■ TASK STATEMENT: Report every line from the material that contains the word "oxygen".

==================================================

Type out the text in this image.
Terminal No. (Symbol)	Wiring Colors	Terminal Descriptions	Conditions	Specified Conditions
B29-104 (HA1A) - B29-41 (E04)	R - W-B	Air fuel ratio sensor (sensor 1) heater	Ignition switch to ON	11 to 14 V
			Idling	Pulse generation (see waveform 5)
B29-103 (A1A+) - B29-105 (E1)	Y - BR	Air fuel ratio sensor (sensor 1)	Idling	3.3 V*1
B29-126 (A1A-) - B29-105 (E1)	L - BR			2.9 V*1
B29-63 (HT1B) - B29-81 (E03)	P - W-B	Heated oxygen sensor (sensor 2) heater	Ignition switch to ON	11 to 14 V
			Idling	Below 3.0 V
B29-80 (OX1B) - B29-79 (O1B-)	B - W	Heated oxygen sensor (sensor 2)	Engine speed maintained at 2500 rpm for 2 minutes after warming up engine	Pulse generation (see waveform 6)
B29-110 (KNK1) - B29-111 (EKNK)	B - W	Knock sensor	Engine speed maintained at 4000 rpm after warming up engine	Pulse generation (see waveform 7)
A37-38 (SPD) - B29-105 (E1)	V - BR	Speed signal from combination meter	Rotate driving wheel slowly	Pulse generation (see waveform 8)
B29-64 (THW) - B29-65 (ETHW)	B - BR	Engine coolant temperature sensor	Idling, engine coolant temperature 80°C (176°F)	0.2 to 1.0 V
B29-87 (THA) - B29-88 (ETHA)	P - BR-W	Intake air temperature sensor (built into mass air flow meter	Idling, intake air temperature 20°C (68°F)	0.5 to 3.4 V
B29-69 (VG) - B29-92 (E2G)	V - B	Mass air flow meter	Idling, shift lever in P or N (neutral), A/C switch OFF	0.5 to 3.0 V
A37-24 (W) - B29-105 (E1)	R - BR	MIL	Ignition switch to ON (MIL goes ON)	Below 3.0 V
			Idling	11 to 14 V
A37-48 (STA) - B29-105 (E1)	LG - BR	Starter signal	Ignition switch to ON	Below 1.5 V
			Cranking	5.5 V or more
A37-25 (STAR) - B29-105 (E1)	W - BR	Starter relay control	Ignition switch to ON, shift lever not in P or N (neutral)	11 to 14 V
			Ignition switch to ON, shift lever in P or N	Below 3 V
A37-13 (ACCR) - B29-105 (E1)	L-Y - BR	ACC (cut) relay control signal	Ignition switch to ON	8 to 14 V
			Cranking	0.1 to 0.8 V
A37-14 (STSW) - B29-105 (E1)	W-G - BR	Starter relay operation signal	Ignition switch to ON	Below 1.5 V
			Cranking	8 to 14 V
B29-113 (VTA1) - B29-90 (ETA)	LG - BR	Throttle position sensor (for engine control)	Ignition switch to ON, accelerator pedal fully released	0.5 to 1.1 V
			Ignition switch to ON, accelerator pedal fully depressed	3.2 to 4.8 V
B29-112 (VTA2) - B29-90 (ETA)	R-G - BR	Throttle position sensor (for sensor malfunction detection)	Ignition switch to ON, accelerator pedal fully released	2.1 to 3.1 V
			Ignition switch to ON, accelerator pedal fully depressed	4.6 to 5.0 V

==================================================

■ WRITTEN RESPONSE:
B29-63 (HT1B) - B29-81 (E03)	P - W-B	Heated oxygen sensor (sensor 2) heater	Ignition switch to ON	11 to 14 V
B29-80 (OX1B) - B29-79 (O1B-)	B - W	Heated oxygen sensor (sensor 2)	Engine speed maintained at 2500 rpm for 2 minutes after warming up engine	Pulse generation (see waveform 6)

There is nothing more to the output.